Task objective:
Lines containing the word "không" are the ones to copy from the records below.

(Collected data)
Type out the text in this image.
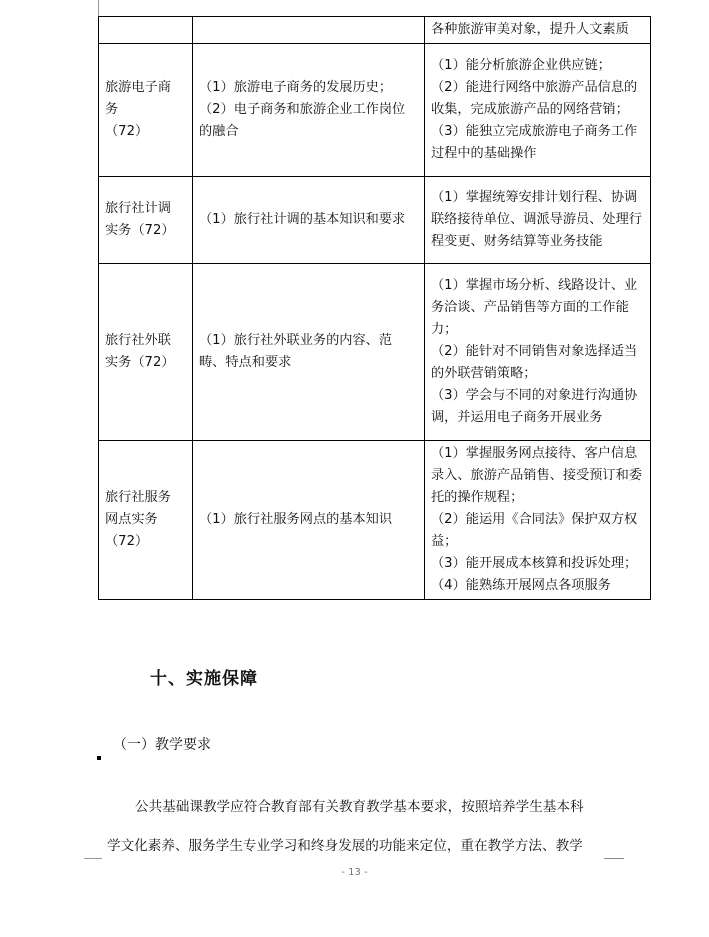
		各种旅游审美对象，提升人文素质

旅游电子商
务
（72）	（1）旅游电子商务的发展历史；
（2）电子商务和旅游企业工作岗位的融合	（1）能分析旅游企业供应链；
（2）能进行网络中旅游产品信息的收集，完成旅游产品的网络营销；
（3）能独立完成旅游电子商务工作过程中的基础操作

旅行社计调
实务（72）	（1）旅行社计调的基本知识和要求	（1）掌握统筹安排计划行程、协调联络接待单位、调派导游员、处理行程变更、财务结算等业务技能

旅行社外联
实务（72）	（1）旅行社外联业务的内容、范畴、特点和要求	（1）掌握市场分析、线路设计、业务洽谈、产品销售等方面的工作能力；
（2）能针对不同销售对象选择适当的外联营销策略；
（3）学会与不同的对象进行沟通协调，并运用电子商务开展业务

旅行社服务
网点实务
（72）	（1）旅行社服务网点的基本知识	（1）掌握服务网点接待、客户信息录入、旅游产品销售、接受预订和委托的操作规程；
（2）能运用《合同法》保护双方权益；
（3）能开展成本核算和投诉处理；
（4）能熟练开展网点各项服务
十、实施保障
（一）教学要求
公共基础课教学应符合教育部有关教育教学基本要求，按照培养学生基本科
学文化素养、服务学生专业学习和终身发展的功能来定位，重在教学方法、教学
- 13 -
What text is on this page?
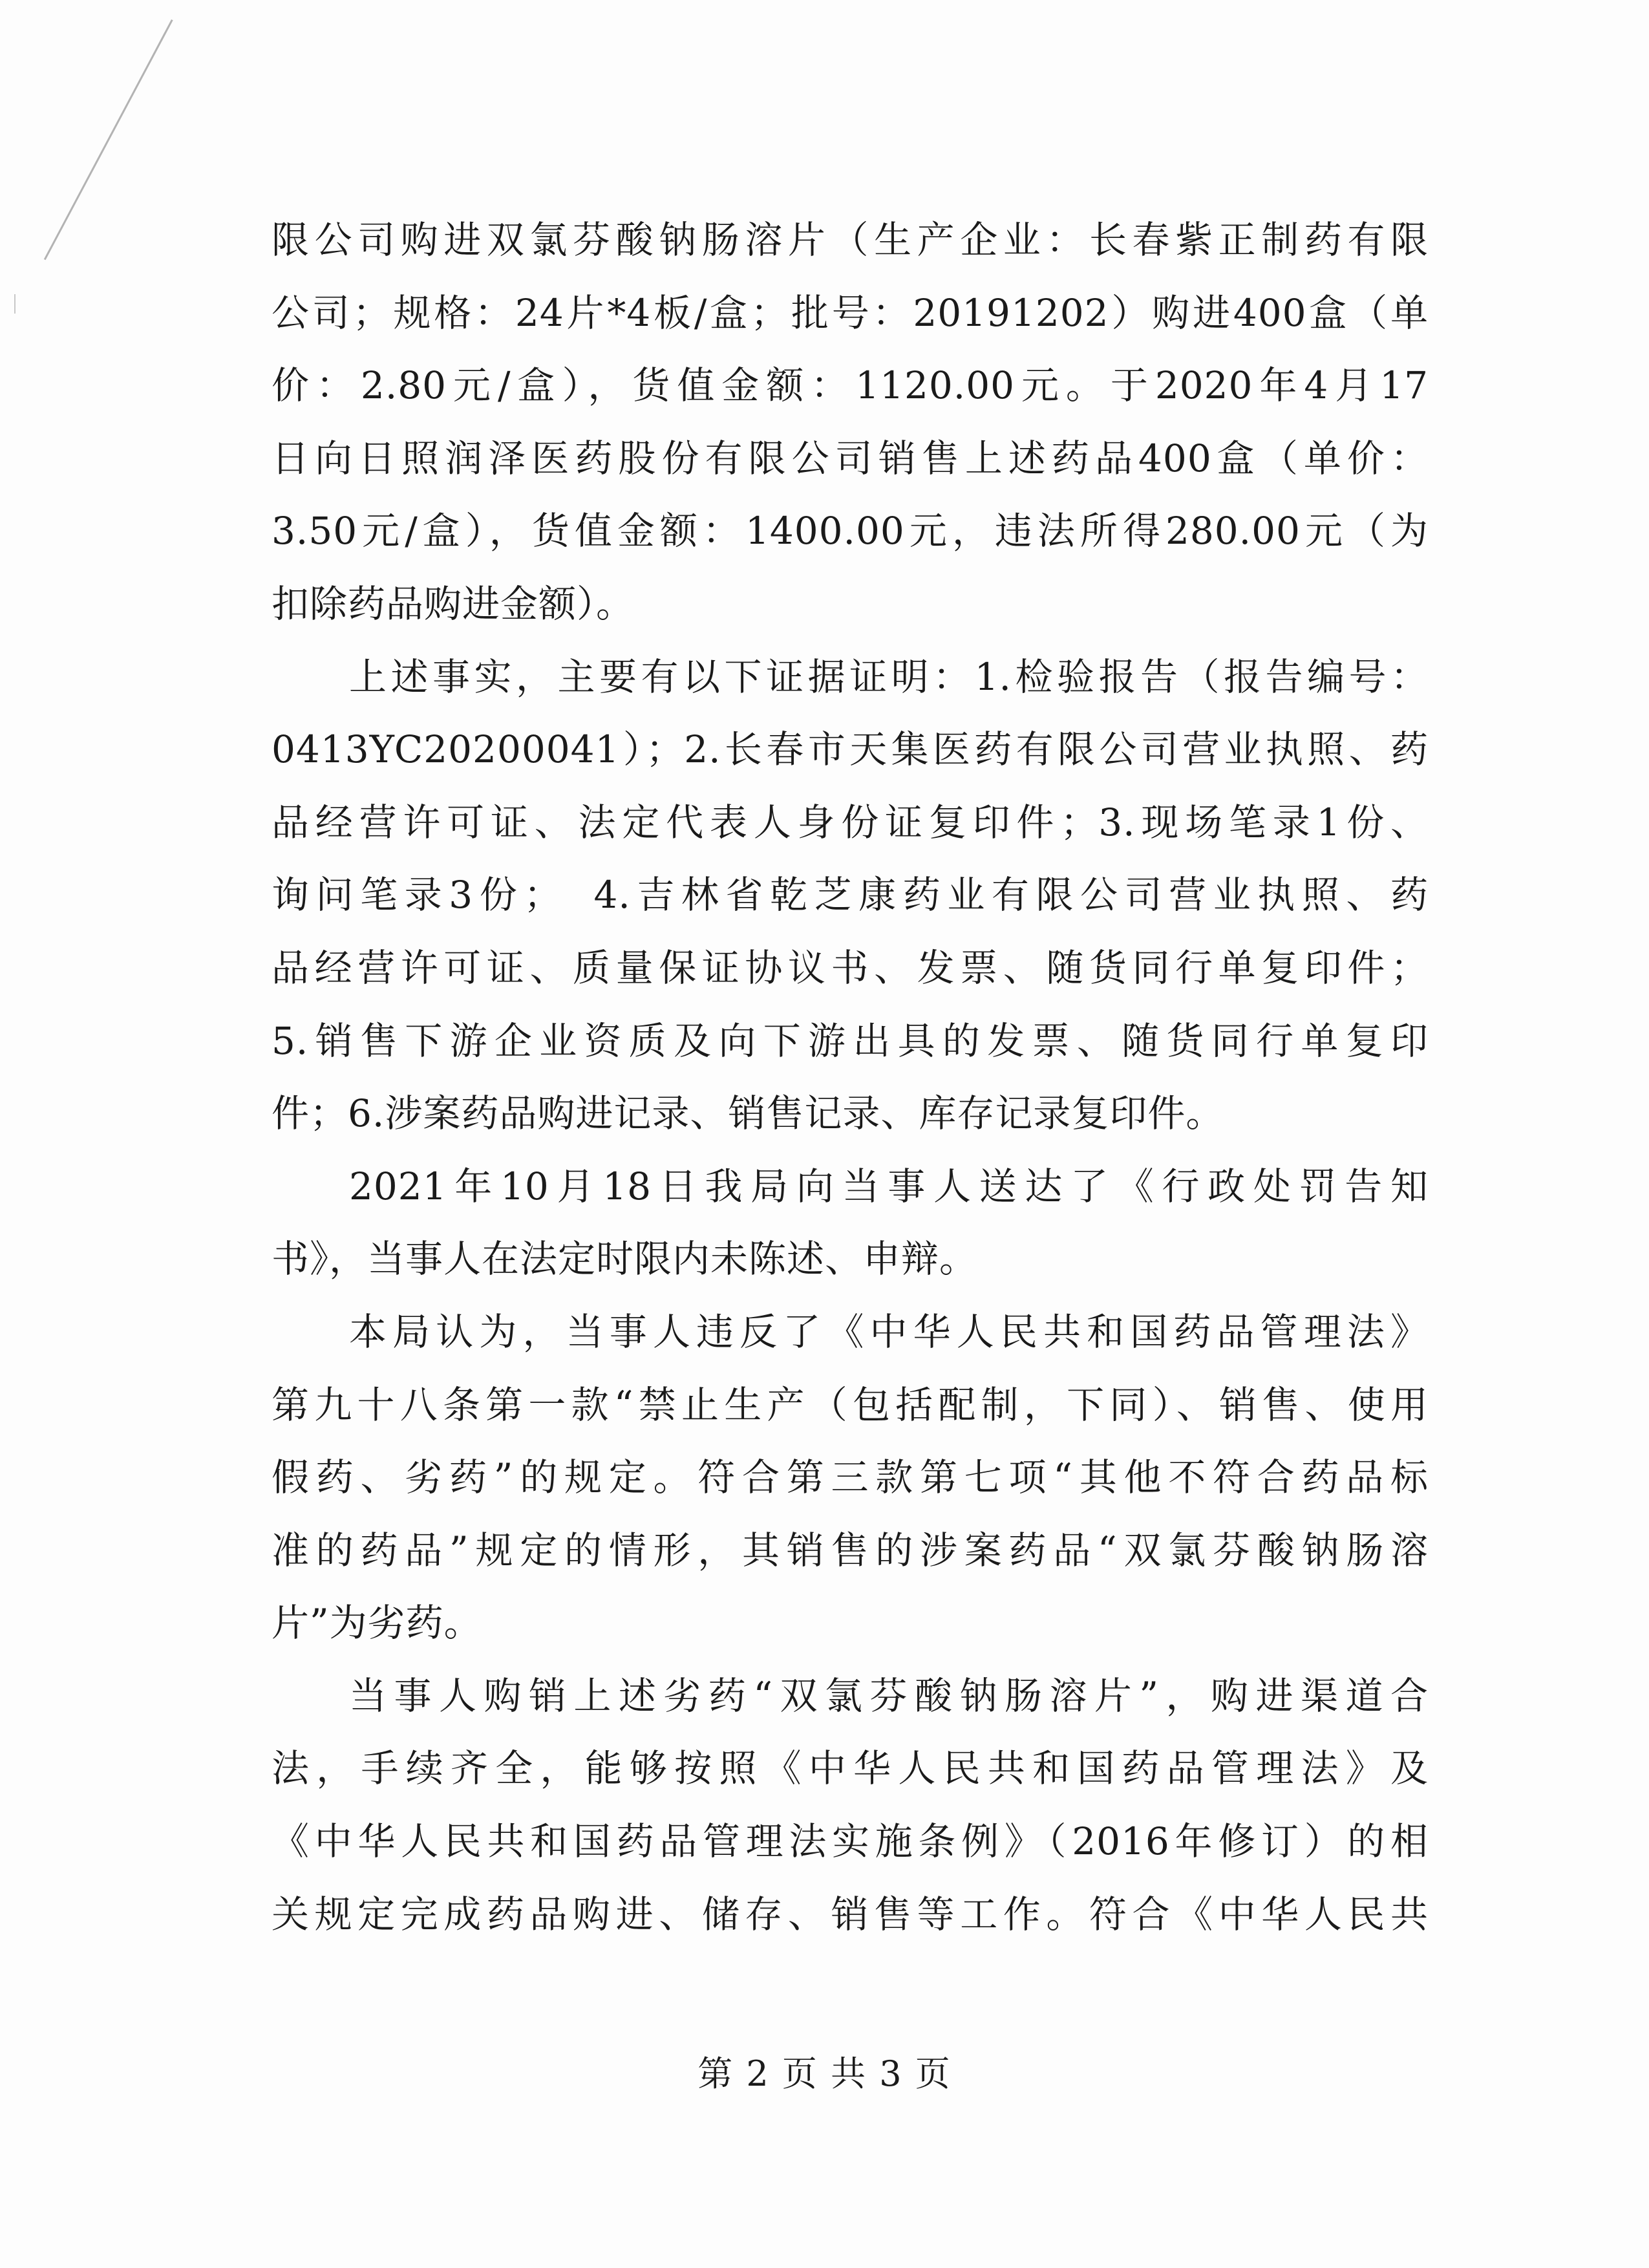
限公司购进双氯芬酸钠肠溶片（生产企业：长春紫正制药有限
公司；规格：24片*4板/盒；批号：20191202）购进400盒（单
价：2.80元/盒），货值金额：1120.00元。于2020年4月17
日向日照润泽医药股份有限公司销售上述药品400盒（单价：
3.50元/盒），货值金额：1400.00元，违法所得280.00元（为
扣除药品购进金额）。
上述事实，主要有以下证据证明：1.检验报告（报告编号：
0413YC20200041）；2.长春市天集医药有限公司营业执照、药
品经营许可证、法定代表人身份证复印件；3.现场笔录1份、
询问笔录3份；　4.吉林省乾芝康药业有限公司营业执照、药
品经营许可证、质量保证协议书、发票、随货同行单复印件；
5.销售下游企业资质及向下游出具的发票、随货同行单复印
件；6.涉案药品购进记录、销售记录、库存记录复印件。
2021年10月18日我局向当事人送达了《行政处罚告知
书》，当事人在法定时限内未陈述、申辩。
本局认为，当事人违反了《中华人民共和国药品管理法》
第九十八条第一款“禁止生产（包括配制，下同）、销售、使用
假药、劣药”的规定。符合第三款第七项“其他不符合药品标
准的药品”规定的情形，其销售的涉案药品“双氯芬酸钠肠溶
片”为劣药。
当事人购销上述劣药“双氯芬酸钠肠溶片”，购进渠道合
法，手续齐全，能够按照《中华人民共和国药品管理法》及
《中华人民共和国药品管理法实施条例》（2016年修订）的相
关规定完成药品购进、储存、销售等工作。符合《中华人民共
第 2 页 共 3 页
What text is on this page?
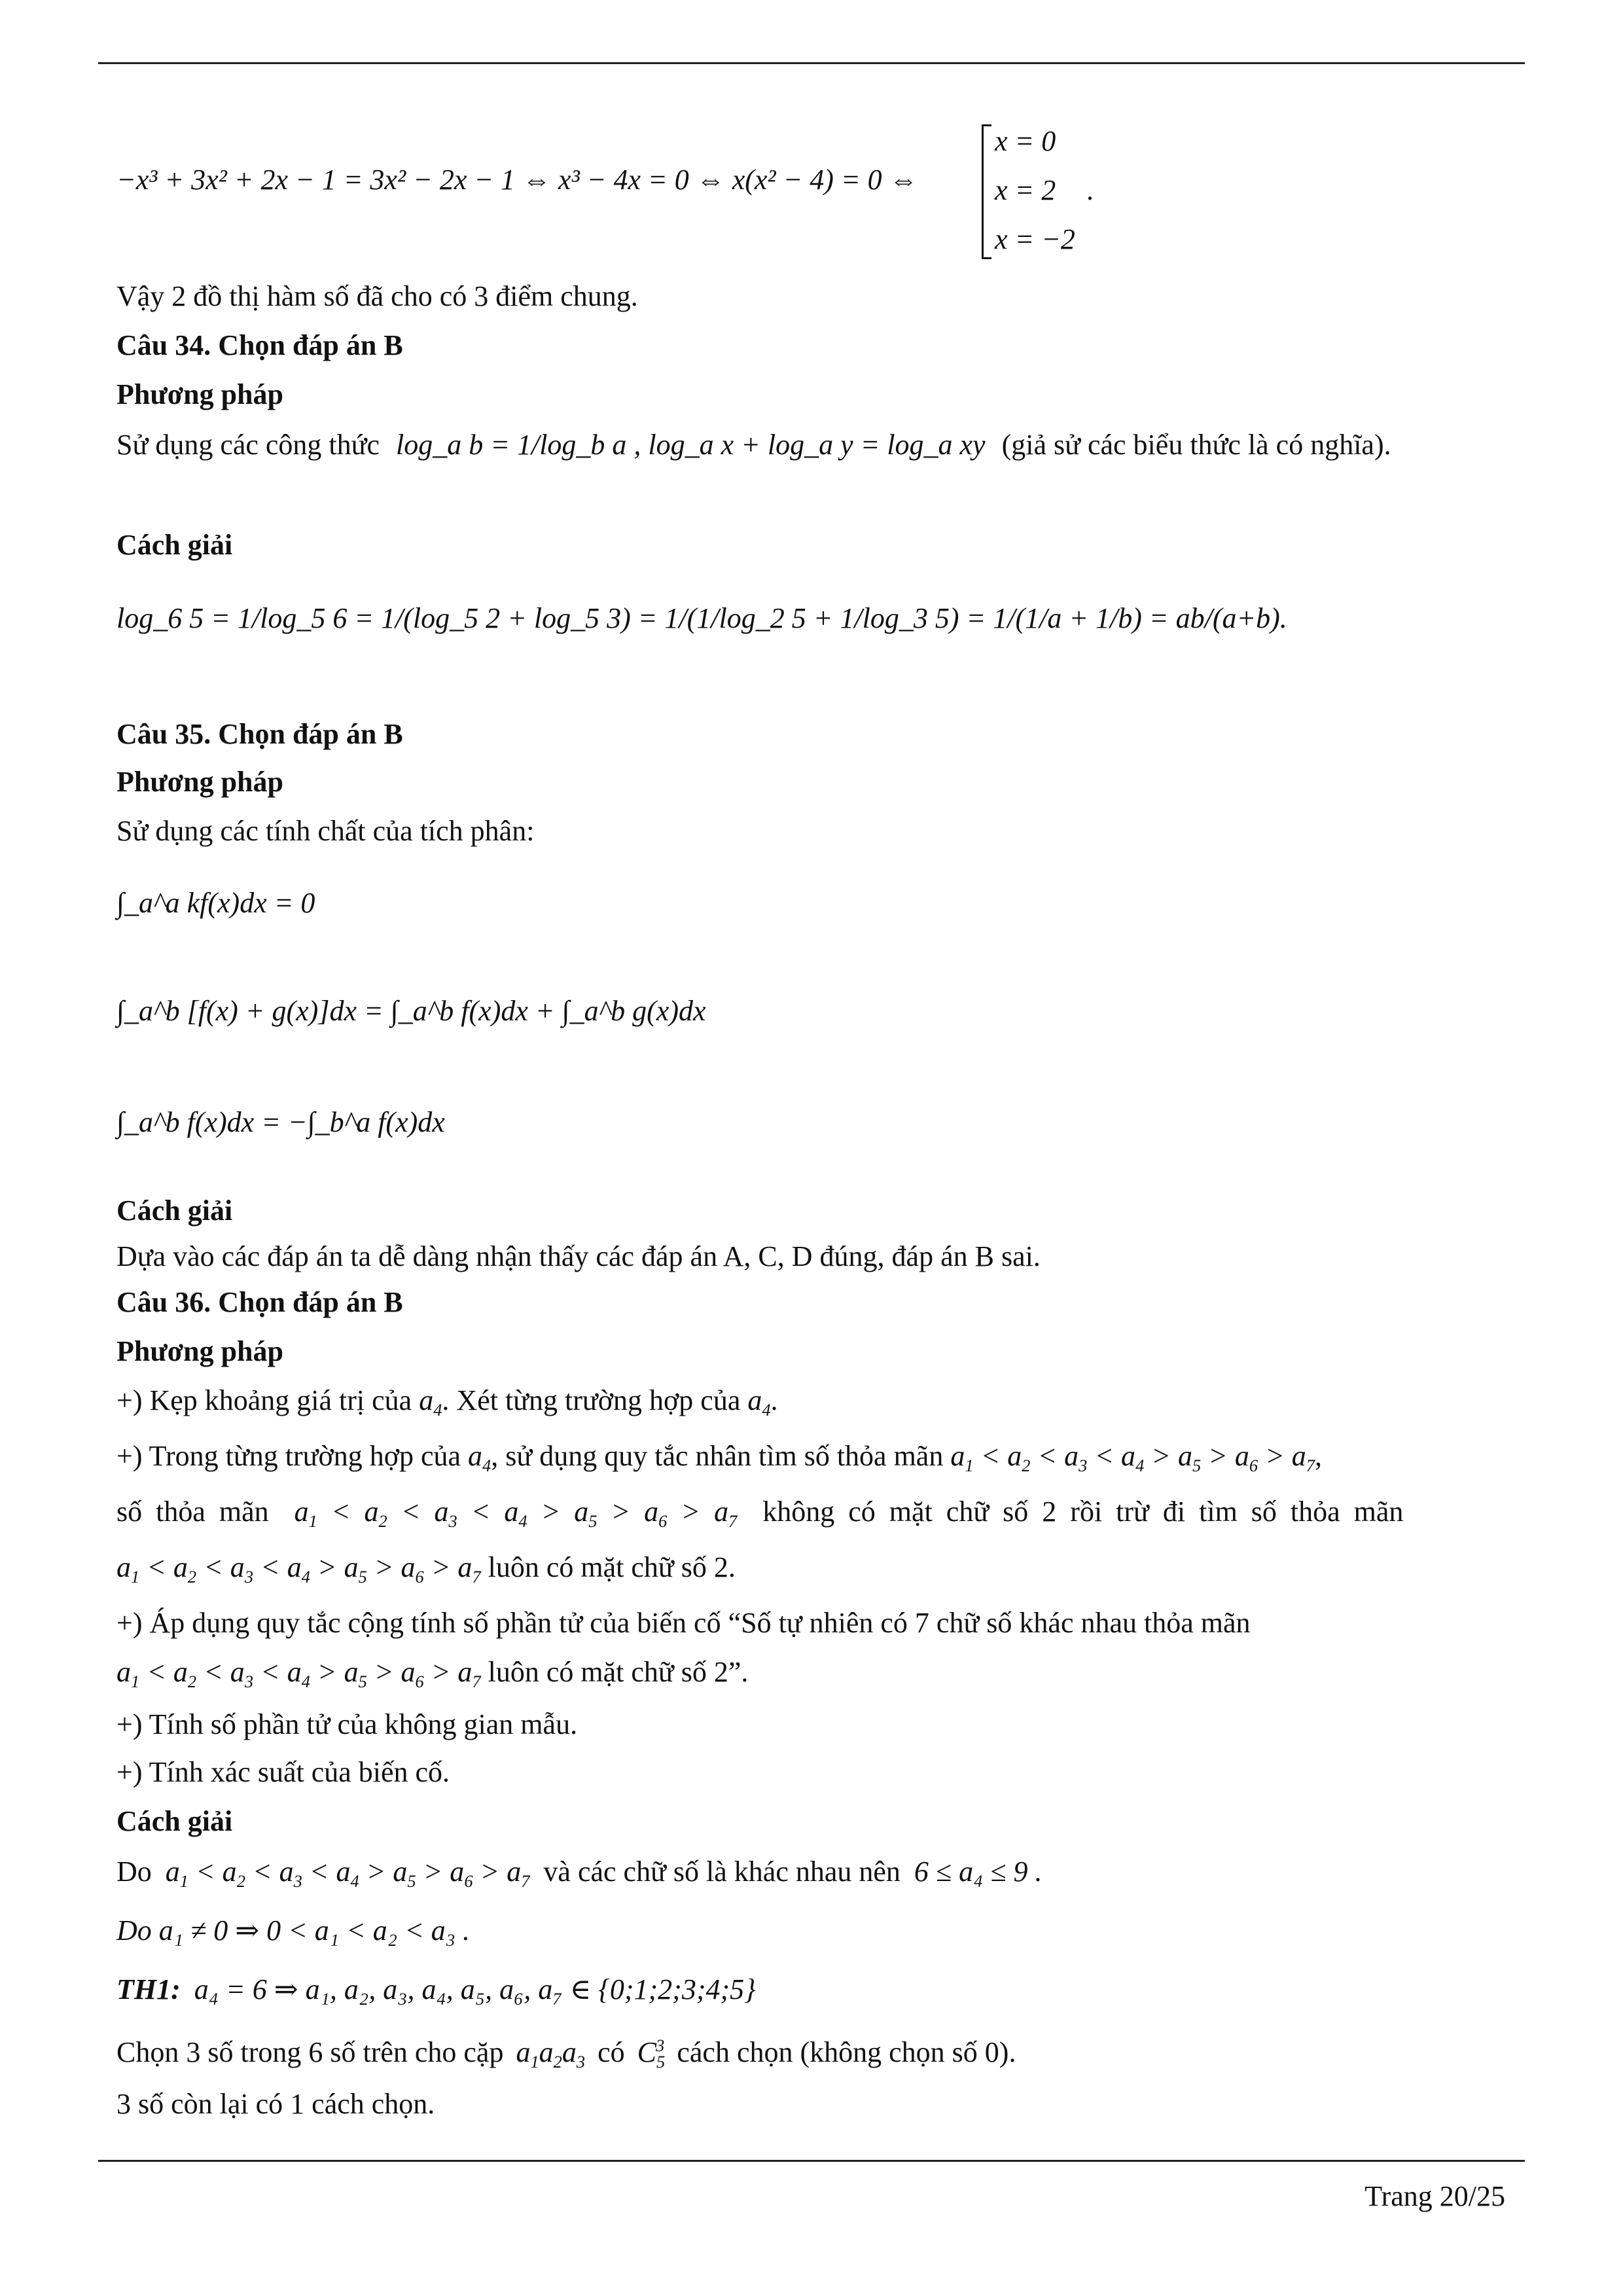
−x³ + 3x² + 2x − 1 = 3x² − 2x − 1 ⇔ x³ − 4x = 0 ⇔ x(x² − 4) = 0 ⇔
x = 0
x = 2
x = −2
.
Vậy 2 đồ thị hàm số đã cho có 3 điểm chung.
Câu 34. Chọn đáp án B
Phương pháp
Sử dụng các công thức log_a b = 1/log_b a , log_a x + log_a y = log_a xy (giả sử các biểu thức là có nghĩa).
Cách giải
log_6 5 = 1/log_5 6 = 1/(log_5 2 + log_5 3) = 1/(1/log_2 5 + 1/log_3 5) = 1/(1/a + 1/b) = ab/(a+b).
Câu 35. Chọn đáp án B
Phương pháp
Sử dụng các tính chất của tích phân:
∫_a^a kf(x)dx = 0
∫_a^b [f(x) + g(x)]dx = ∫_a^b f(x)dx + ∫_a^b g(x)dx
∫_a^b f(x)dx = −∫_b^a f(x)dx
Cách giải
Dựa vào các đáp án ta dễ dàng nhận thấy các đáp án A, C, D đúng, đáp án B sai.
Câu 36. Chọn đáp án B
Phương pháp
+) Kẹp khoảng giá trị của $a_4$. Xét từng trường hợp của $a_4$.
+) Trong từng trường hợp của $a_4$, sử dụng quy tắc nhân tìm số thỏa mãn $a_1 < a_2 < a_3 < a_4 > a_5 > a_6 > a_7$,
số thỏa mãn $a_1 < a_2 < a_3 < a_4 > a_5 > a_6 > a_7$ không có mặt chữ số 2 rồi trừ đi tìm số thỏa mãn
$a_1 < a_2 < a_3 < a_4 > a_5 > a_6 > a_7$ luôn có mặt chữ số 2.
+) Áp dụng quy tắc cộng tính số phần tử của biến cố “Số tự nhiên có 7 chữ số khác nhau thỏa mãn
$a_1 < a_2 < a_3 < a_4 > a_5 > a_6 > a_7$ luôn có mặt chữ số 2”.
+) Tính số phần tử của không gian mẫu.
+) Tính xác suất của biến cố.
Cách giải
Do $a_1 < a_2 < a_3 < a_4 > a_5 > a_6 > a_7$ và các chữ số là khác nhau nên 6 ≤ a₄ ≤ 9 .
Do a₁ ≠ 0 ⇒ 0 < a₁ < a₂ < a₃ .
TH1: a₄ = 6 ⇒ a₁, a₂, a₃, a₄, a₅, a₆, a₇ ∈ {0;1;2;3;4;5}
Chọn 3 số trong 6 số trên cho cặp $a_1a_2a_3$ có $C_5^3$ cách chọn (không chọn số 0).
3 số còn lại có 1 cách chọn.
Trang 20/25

Solution to this exercise:
số thỏa mãn $a_1 < a_2 < a_3 < a_4 > a_5 > a_6 > a_7$ không có mặt chữ số 2 rồi trừ đi tìm số thỏa mãn
+) Tính số phần tử của không gian mẫu.
Chọn 3 số trong 6 số trên cho cặp $a_1a_2a_3$ có $C_5^3$ cách chọn (không chọn số 0).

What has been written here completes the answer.